Objective: Turn every line of the listing below into a numbered list, skipping blank lines and leaving out the pictures.
===== Data listing
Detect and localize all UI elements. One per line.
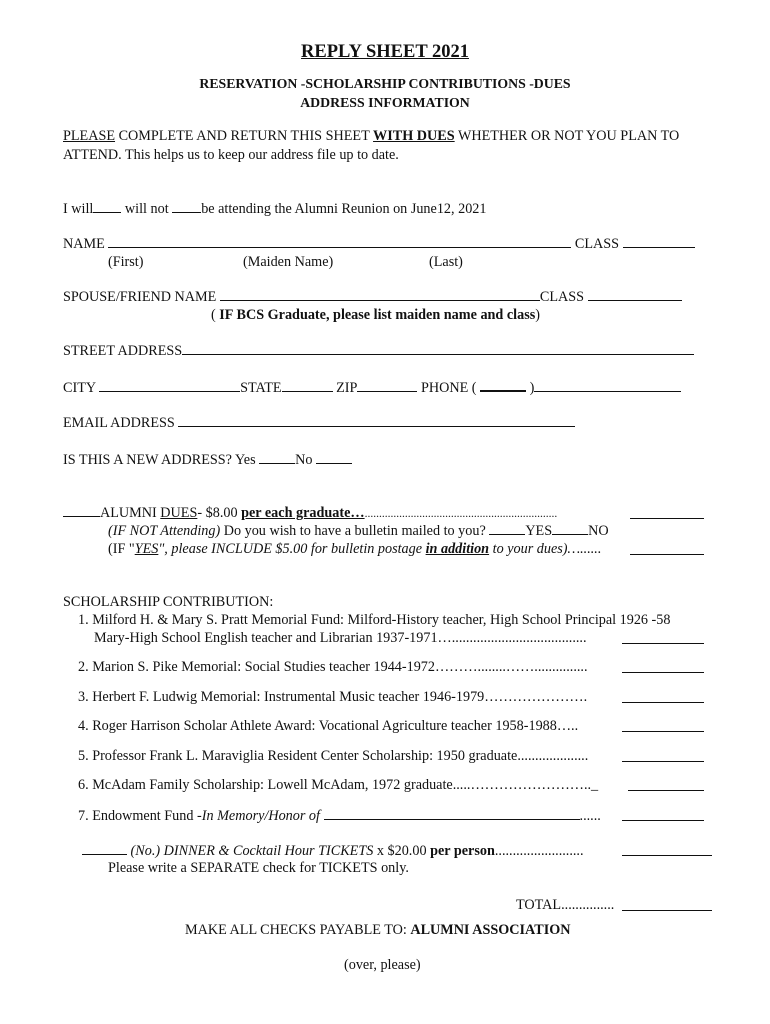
scholarship-item-4-amount[interactable]	[622, 719, 704, 732]
new-address-no-blank[interactable]	[316, 451, 352, 464]
street-address-field[interactable]	[182, 342, 694, 355]
email-row: EMAIL ADDRESS	[63, 414, 575, 432]
city-field[interactable]	[99, 379, 240, 392]
bulletin-no-blank[interactable]	[552, 522, 588, 535]
will-attend-blank[interactable]	[93, 200, 121, 213]
email-field[interactable]	[178, 414, 575, 427]
intro-line-2: ATTEND. This helps us to keep our address file up to date.	[63, 147, 399, 163]
name-last-hint: (Last)	[429, 254, 463, 270]
scholarship-item-6: 6. McAdam Family Scholarship: Lowell McAdam, 1972 graduate.....…………………….._	[78, 777, 599, 793]
scholarship-heading: SCHOLARSHIP CONTRIBUTION:	[63, 594, 274, 610]
zip-field[interactable]	[357, 379, 417, 392]
please-word: PLEASE	[63, 128, 116, 144]
phone-number-field[interactable]	[534, 379, 681, 392]
spouse-name-field[interactable]	[220, 288, 540, 301]
name-row: NAME CLASS	[63, 235, 695, 253]
spouse-note: ( IF BCS Graduate, please list maiden name and class)	[211, 307, 540, 323]
scholarship-item-6-amount[interactable]	[628, 778, 704, 791]
attending-line: I will will not be attending the Alumni Reunion on June12, 2021	[63, 201, 487, 217]
name-first-hint: (First)	[108, 254, 144, 270]
total-label: TOTAL...............	[516, 897, 615, 913]
scholarship-item-1-line-1: 1. Milford H. & Mary S. Pratt Memorial Fund: Milford-History teacher, High School Principal 1926 -58	[78, 612, 671, 628]
dues-line: ALUMNI DUES- $8.00 per each graduate…...................................................................	[63, 504, 557, 523]
tickets-note: Please write a SEPARATE check for TICKETS only.	[108, 860, 409, 876]
with-dues-emphasis: WITH DUES	[373, 128, 455, 144]
memory-honor-name-field[interactable]	[324, 807, 580, 820]
new-address-yes-blank[interactable]	[259, 451, 295, 464]
scholarship-item-4: 4. Roger Harrison Scholar Athlete Award: Vocational Agriculture teacher 1958-1988…..	[78, 718, 579, 734]
payee-name: ALUMNI ASSOCIATION	[410, 922, 571, 938]
dues-amount-blank[interactable]	[63, 504, 100, 517]
scholarship-item-5-amount[interactable]	[622, 749, 704, 762]
name-maiden-hint: (Maiden Name)	[243, 254, 334, 270]
subtitle-line-2: ADDRESS INFORMATION	[300, 95, 470, 110]
state-field[interactable]	[282, 379, 333, 392]
scholarship-item-1-line-2: Mary-High School English teacher and Librarian 1937-1971…......................................	[94, 630, 587, 646]
scholarship-item-2-amount[interactable]	[622, 660, 704, 673]
new-address-row: IS THIS A NEW ADDRESS? Yes No	[63, 451, 352, 469]
per-each-graduate: per each graduate…	[241, 505, 365, 521]
over-please-footer: (over, please)	[344, 957, 421, 973]
dues-total-field[interactable]	[630, 506, 704, 519]
page-title: REPLY SHEET 2021	[301, 42, 469, 62]
tickets-line: (No.) DINNER & Cocktail Hour TICKETS x $20.00 per person.........................	[82, 842, 584, 860]
scholarship-item-7: 7. Endowment Fund -In Memory/Honor of ......	[78, 808, 601, 824]
name-class-field[interactable]	[623, 235, 695, 248]
spouse-class-field[interactable]	[588, 288, 682, 301]
ticket-quantity-field[interactable]	[82, 842, 127, 855]
name-field[interactable]	[108, 235, 571, 248]
bulletin-question: (IF NOT Attending) Do you wish to have a bulletin mailed to you? YES NO	[108, 523, 609, 539]
scholarship-item-3-amount[interactable]	[622, 690, 704, 703]
intro-line-1: PLEASE COMPLETE AND RETURN THIS SHEET WITH DUES WHETHER OR NOT YOU PLAN TO	[63, 128, 680, 144]
phone-area-code-field[interactable]	[480, 378, 526, 392]
bulletin-postage-field[interactable]	[630, 542, 704, 555]
spouse-row: SPOUSE/FRIEND NAME CLASS	[63, 288, 682, 306]
grand-total-field[interactable]	[622, 898, 712, 911]
scholarship-item-1-amount[interactable]	[622, 631, 704, 644]
bulletin-yes-blank[interactable]	[489, 522, 525, 535]
scholarship-item-3: 3. Herbert F. Ludwig Memorial: Instrumental Music teacher 1946-1979………………….	[78, 689, 588, 705]
scholarship-item-5: 5. Professor Frank L. Maraviglia Resident Center Scholarship: 1950 graduate....................	[78, 748, 589, 764]
scholarship-item-2: 2. Marion S. Pike Memorial: Social Studies teacher 1944-1972………........……...............	[78, 659, 588, 675]
subtitle-line-1: RESERVATION -SCHOLARSHIP CONTRIBUTIONS -DUES	[199, 76, 571, 91]
checks-payable-line: MAKE ALL CHECKS PAYABLE TO: ALUMNI ASSOCIATION	[185, 922, 571, 938]
scholarship-item-7-amount[interactable]	[622, 808, 704, 821]
will-not-attend-blank[interactable]	[172, 200, 201, 213]
city-row: CITY STATE ZIP PHONE ( )	[63, 378, 681, 397]
bulletin-postage-note: (IF "YES", please INCLUDE $5.00 for bulletin postage in addition to your dues)…......	[108, 541, 602, 557]
tickets-total-field[interactable]	[622, 843, 712, 856]
street-row: STREET ADDRESS	[63, 342, 694, 360]
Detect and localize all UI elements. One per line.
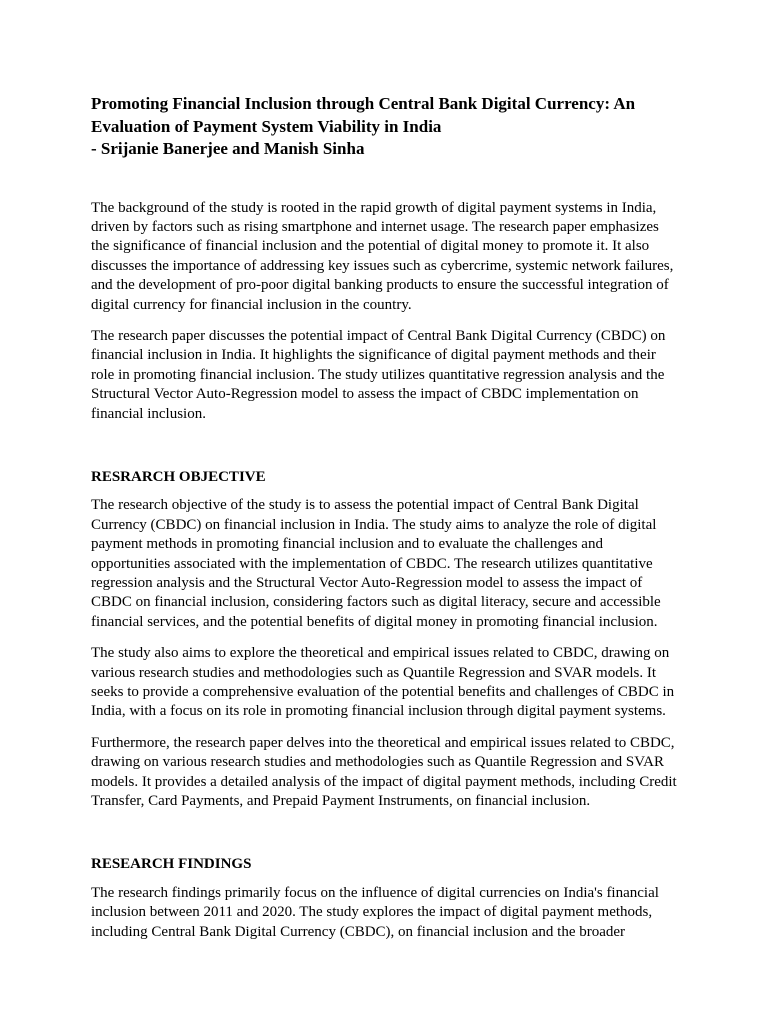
==========
Exercise response:
1. Detect and localize all UI elements. One per line.
2. scholarship-item-4-amount[interactable]	[622, 719, 704, 732]
3. new-address-no-blank[interactable]	[316, 451, 352, 464]
4. street-address-field[interactable]	[182, 342, 694, 355]
5. email-row: EMAIL ADDRESS	[63, 414, 575, 432]
6. city-field[interactable]	[99, 379, 240, 392]
7. bulletin-no-blank[interactable]	[552, 522, 588, 535]
8. will-attend-blank[interactable]	[93, 200, 121, 213]
9. email-field[interactable]	[178, 414, 575, 427]
10. intro-line-2: ATTEND. This helps us to keep our address file up to date.	[63, 147, 399, 163]
11. name-last-hint: (Last)	[429, 254, 463, 270]
12. scholarship-item-6: 6. McAdam Family Scholarship: Lowell McAdam, 1972 graduate.....…………………….._	[78, 777, 599, 793]
13. scholarship-heading: SCHOLARSHIP CONTRIBUTION:	[63, 594, 274, 610]
14. zip-field[interactable]	[357, 379, 417, 392]
15. please-word: PLEASE	[63, 128, 116, 144]
16. phone-number-field[interactable]	[534, 379, 681, 392]
17. spouse-name-field[interactable]	[220, 288, 540, 301]
18. name-row: NAME CLASS	[63, 235, 695, 253]
19. spouse-note: ( IF BCS Graduate, please list maiden name and class)	[211, 307, 540, 323]
20. scholarship-item-6-amount[interactable]	[628, 778, 704, 791]
21. attending-line: I will will not be attending the Alumni Reunion on June12, 2021	[63, 201, 487, 217]
22. name-first-hint: (First)	[108, 254, 144, 270]
23. total-label: TOTAL...............	[516, 897, 615, 913]
24. scholarship-item-1-line-1: 1. Milford H. & Mary S. Pratt Memorial Fund: Milford-History teacher, High School Principal 1926 -58	[78, 612, 671, 628]
25. dues-line: ALUMNI DUES- $8.00 per each graduate…...................................................................	[63, 504, 557, 523]
26. tickets-note: Please write a SEPARATE check for TICKETS only.	[108, 860, 409, 876]
27. with-dues-emphasis: WITH DUES	[373, 128, 455, 144]
28. memory-honor-name-field[interactable]	[324, 807, 580, 820]
29. new-address-yes-blank[interactable]	[259, 451, 295, 464]
30. scholarship-item-4: 4. Roger Harrison Scholar Athlete Award: Vocational Agriculture teacher 1958-1988…..	[78, 718, 579, 734]
31. payee-name: ALUMNI ASSOCIATION	[410, 922, 571, 938]
32. dues-amount-blank[interactable]	[63, 504, 100, 517]
33. scholarship-item-5-amount[interactable]	[622, 749, 704, 762]
34. name-maiden-hint: (Maiden Name)	[243, 254, 334, 270]
35. subtitle-line-2: ADDRESS INFORMATION	[300, 95, 470, 110]
36. state-field[interactable]	[282, 379, 333, 392]
37. scholarship-item-1-line-2: Mary-High School English teacher and Librarian 1937-1971…......................................	[94, 630, 587, 646]
38. scholarship-item-2-amount[interactable]	[622, 660, 704, 673]
39. new-address-row: IS THIS A NEW ADDRESS? Yes No	[63, 451, 352, 469]
40. per-each-graduate: per each graduate…	[241, 505, 365, 521]
41. over-please-footer: (over, please)	[344, 957, 421, 973]
42. dues-total-field[interactable]	[630, 506, 704, 519]
43. page-title: REPLY SHEET 2021	[301, 42, 469, 62]
44. tickets-line: (No.) DINNER & Cocktail Hour TICKETS x $20.00 per person.........................	[82, 842, 584, 860]
45. scholarship-item-7: 7. Endowment Fund -In Memory/Honor of ......	[78, 808, 601, 824]
46. name-class-field[interactable]	[623, 235, 695, 248]
47. spouse-class-field[interactable]	[588, 288, 682, 301]
48. ticket-quantity-field[interactable]	[82, 842, 127, 855]
49. name-field[interactable]	[108, 235, 571, 248]
50. bulletin-question: (IF NOT Attending) Do you wish to have a bulletin mailed to you? YES NO	[108, 523, 609, 539]
51. scholarship-item-3-amount[interactable]	[622, 690, 704, 703]
52. intro-line-1: PLEASE COMPLETE AND RETURN THIS SHEET WITH DUES WHETHER OR NOT YOU PLAN TO	[63, 128, 680, 144]
53. phone-area-code-field[interactable]	[480, 378, 526, 392]
54. bulletin-postage-field[interactable]	[630, 542, 704, 555]
55. spouse-row: SPOUSE/FRIEND NAME CLASS	[63, 288, 682, 306]
56. grand-total-field[interactable]	[622, 898, 712, 911]
57. scholarship-item-1-amount[interactable]	[622, 631, 704, 644]
58. bulletin-yes-blank[interactable]	[489, 522, 525, 535]
59. scholarship-item-3: 3. Herbert F. Ludwig Memorial: Instrumental Music teacher 1946-1979………………….	[78, 689, 588, 705]
60. scholarship-item-5: 5. Professor Frank L. Maraviglia Resident Center Scholarship: 1950 graduate....................	[78, 748, 589, 764]
61. scholarship-item-2: 2. Marion S. Pike Memorial: Social Studies teacher 1944-1972………........……...............	[78, 659, 588, 675]
62. subtitle-line-1: RESERVATION -SCHOLARSHIP CONTRIBUTIONS -DUES	[199, 76, 571, 91]
63. checks-payable-line: MAKE ALL CHECKS PAYABLE TO: ALUMNI ASSOCIATION	[185, 922, 571, 938]
64. scholarship-item-7-amount[interactable]	[622, 808, 704, 821]
65. will-not-attend-blank[interactable]	[172, 200, 201, 213]
66. city-row: CITY STATE ZIP PHONE ( )	[63, 378, 681, 397]
67. bulletin-postage-note: (IF "YES", please INCLUDE $5.00 for bulletin postage in addition to your dues)…......	[108, 541, 602, 557]
68. tickets-total-field[interactable]	[622, 843, 712, 856]
69. street-row: STREET ADDRESS	[63, 342, 694, 360]
70. Detect and localize all UI elements. One per line.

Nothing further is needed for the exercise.